_Testo estratto:_
──────────────────────────────
Ciò che risulta inaccettabile e cattivo viene relegato nell’inconscio inferiore, che da una parte protegge dalla minaccia del non essere, ma dall’altra fa sentire la sua voce ogni qualvolta l’individuo ricade sotto l’influsso del centro unificatore negativo che lo fa sentire cattivo, indegno e odiato, facendolo così assumere un’identità negativa (personalità negativa). La connessione al centro positivo porta ad assumere un’identità positiva, ovvero l’individuo si sente buono, degno e amato (personalità positiva).
──────────────────────────────
_Da svolgere:_
1 > Nel brano sull'inconscio inferiore, che cosa porta ad assumere un'identità positiva?
2 > Per favore, prosegui il brano sull'inconscio inferiore a partire dalla sua ultima frase.
Le righe che seguono sono materiale a sé stante, separato dal brano.

_Estratto dati:_
──────────────────────────────
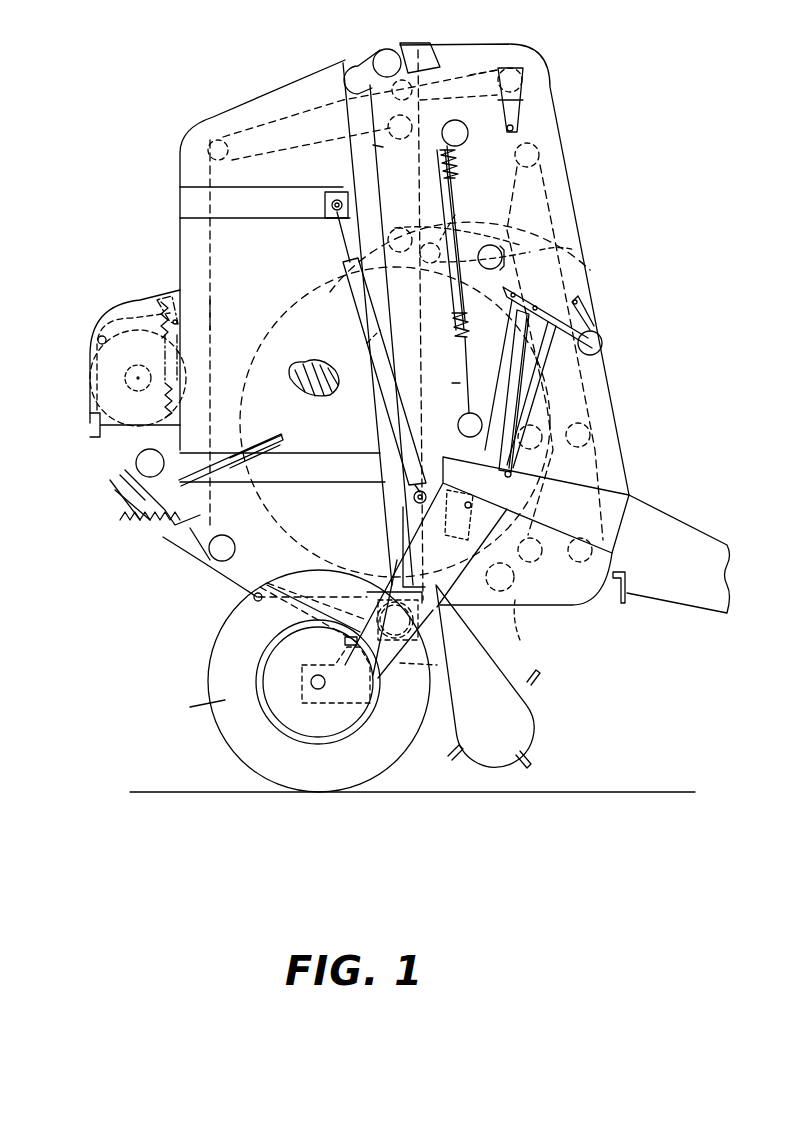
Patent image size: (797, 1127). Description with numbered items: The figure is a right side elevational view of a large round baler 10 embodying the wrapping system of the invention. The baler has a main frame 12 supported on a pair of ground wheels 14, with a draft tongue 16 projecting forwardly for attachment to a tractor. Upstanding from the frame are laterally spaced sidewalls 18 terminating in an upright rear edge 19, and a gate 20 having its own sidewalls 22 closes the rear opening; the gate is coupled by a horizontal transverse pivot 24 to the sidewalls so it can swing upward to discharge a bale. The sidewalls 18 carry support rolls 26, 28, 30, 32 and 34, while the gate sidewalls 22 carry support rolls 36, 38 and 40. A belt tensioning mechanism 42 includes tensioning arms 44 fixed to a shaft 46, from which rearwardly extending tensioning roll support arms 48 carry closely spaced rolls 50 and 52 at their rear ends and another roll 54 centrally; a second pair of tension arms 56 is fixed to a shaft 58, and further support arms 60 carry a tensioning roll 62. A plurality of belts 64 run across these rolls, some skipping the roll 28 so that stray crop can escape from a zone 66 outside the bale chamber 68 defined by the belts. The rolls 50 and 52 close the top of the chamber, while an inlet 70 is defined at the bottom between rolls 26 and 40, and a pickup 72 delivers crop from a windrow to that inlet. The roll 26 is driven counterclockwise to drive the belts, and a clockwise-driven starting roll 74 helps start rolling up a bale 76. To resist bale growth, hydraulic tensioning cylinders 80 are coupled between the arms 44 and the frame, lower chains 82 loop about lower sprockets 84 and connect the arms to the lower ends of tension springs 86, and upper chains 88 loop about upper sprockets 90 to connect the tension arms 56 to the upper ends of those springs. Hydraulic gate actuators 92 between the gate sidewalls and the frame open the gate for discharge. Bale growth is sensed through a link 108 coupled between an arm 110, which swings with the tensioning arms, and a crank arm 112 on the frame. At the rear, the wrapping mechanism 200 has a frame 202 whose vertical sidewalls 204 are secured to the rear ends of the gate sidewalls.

The large round baler 10 is at (591, 641).
The main frame 12 is at (662, 492).
The ground wheels 14 is at (200, 708).
The draft tongue 16 is at (695, 573).
The sidewalls 18 is at (537, 219).
The upright rear edge 19 is at (373, 145).
The gate 20 is at (240, 101).
The gate sidewalls 22 is at (297, 265).
The horizontal transverse pivot 24 is at (385, 49).
The support roll 26 is at (514, 577).
The support roll 28 is at (553, 528).
The support roll 30 is at (554, 421).
The support roll 32 is at (540, 153).
The support roll 34 is at (360, 115).
The support roll 36 is at (230, 158).
The support roll 38 is at (237, 553).
The support roll 40 is at (383, 651).
The belt tensioning mechanism 42 is at (497, 334).
The tensioning arms 44 is at (548, 300).
The shaft 46 is at (604, 347).
The tensioning roll support arms 48 is at (575, 250).
The tensioning roll 50 is at (455, 215).
The tensioning roll 52 is at (372, 182).
The tensioning roll 54 is at (498, 250).
The tension arms 56 is at (522, 112).
The shaft 58 is at (522, 70).
The tensioning roll support arms 60 is at (470, 75).
The tensioning roll 62 is at (421, 55).
The belts 64 is at (214, 313).
The zone 66 is at (570, 560).
The bale chamber 68 is at (372, 300).
The inlet 70 is at (464, 616).
The pickup 72 is at (534, 730).
The starting roll 74 is at (522, 631).
The bale 76 is at (320, 395).
The hydraulic tensioning cylinders 80 is at (512, 388).
The lower chains 82 is at (452, 383).
The lower sprockets 84 is at (458, 418).
The tension springs 86 is at (440, 322).
The upper chains 88 is at (470, 112).
The upper sprockets 90 is at (460, 147).
The hydraulic gate actuators 92 is at (367, 343).
The link 108 is at (542, 360).
The arm 110 is at (592, 318).
The crank arm 112 is at (460, 545).
The wrapping mechanism 200 is at (154, 566).
The frame 202 is at (80, 494).
The vertical sidewalls 204 is at (150, 451).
──────────────────────────────
_Risposte scritte:_
1 > La connessione al centro positivo.

2 >
Tuttavia anche l’esperienza transpersonale è, dall’anima ferita, vissuta come insostenibile e vicina al non essere e relegata nell’inconscio superiore; si ha quindi un’ombra positiva e una negativa, dalle quali scappiamo, per la paura del non essere. La contemporanea loro esistenza fa sì però che ad ogni “mostro” nato nell’inconscio inferiore, nasca un “eroe”, nell’inconscio superiore. L’integrazione dei due aspetti, mostro e eroe può portare alla guarigione, anche se il cammino risulta molto lungo e complesso, perché mostro e eroe sono entità difficili da conoscere, nascondono grosse ferite o grosse potenzialità (difficilmente raggiungibili nel qui e ora e quindi vissute come illusioni) che una personalità senza centralità autentica non può sostenere.

Fino a quando questi due settori inconsci opereranno in modo indipendente, la ferita del non essere non emergerà nella sua interezza. Così chiunque potrà ora identificarsi con il centro positivo, ora con quello negativo senza rischiare di perdere la propria identità.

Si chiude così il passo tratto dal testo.